What needs to be done: Pictures stay out; everything else in the records below is copied exactly.

Material for the task:
● ● ● ● ●

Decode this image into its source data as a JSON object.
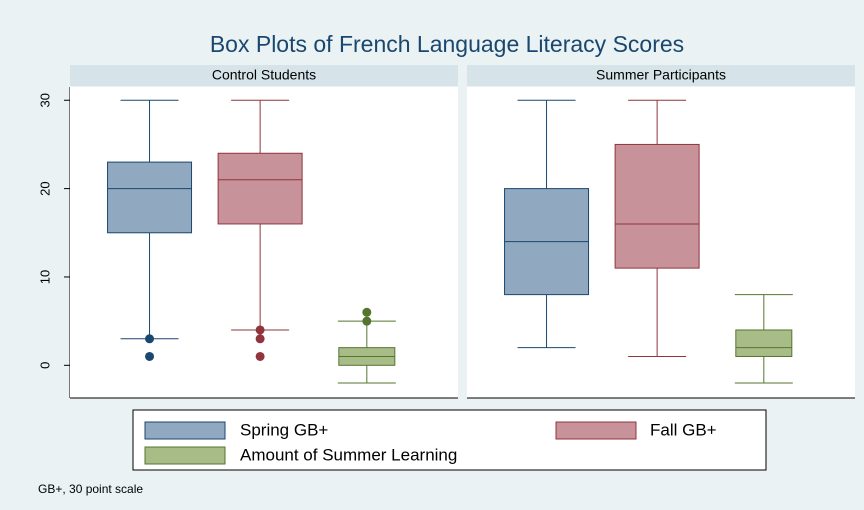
{
  "chart_data": {
    "type": "box",
    "title": "Box Plots of French Language Literacy Scores",
    "note": "GB+, 30 point scale",
    "ylim": [
      -3.7,
      31.5
    ],
    "yticks": [
      0,
      10,
      20,
      30
    ],
    "series": [
      {
        "name": "Spring GB+",
        "color": "#90a8c0",
        "edge_color": "#1a476f"
      },
      {
        "name": "Fall GB+",
        "color": "#c8929a",
        "edge_color": "#90353b"
      },
      {
        "name": "Amount of Summer Learning",
        "color": "#a8bc88",
        "edge_color": "#55752f"
      }
    ],
    "panels": [
      {
        "title": "Control Students",
        "boxes": [
          {
            "whisker_low": 3,
            "q1": 15,
            "median": 20,
            "q3": 23,
            "whisker_high": 30,
            "outliers": [
              1,
              3
            ]
          },
          {
            "whisker_low": 4,
            "q1": 16,
            "median": 21,
            "q3": 24,
            "whisker_high": 30,
            "outliers": [
              1,
              3,
              4
            ]
          },
          {
            "whisker_low": -2,
            "q1": 0,
            "median": 1,
            "q3": 2,
            "whisker_high": 5,
            "outliers": [
              5,
              6
            ]
          }
        ]
      },
      {
        "title": "Summer Participants",
        "boxes": [
          {
            "whisker_low": 2,
            "q1": 8,
            "median": 14,
            "q3": 20,
            "whisker_high": 30,
            "outliers": []
          },
          {
            "whisker_low": 1,
            "q1": 11,
            "median": 16,
            "q3": 25,
            "whisker_high": 30,
            "outliers": []
          },
          {
            "whisker_low": -2,
            "q1": 1,
            "median": 2,
            "q3": 4,
            "whisker_high": 8,
            "outliers": []
          }
        ]
      }
    ]
  }
}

● ● ● ● ●

Written answer:
Decode this image into its source data as a JSON object.
{
  "chart_data": {
    "type": "box",
    "title": "Box Plots of French Language Literacy Scores",
    "note": "GB+, 30 point scale",
    "ylim": [
      -3.7,
      31.5
    ],
    "yticks": [
      0,
      10,
      20,
      30
    ],
    "series": [
      {
        "name": "Spring GB+",
        "color": "#90a8c0",
        "edge_color": "#1a476f"
      },
      {
        "name": "Fall GB+",
        "color": "#c8929a",
        "edge_color": "#90353b"
      },
      {
        "name": "Amount of Summer Learning",
        "color": "#a8bc88",
        "edge_color": "#55752f"
      }
    ],
    "panels": [
      {
        "title": "Control Students",
        "boxes": [
          {
            "whisker_low": 3,
            "q1": 15,
            "median": 20,
            "q3": 23,
            "whisker_high": 30,
            "outliers": [
              1,
              3
            ]
          },
          {
            "whisker_low": 4,
            "q1": 16,
            "median": 21,
            "q3": 24,
            "whisker_high": 30,
            "outliers": [
              1,
              3,
              4
            ]
          },
          {
            "whisker_low": -2,
            "q1": 0,
            "median": 1,
            "q3": 2,
            "whisker_high": 5,
            "outliers": [
              5,
              6
            ]
          }
        ]
      },
      {
        "title": "Summer Participants",
        "boxes": [
          {
            "whisker_low": 2,
            "q1": 8,
            "median": 14,
            "q3": 20,
            "whisker_high": 30,
            "outliers": []
          },
          {
            "whisker_low": 1,
            "q1": 11,
            "median": 16,
            "q3": 25,
            "whisker_high": 30,
            "outliers": []
          },
          {
            "whisker_low": -2,
            "q1": 1,
            "median": 2,
            "q3": 4,
            "whisker_high": 8,
            "outliers": []
          }
        ]
      }
    ]
  }
}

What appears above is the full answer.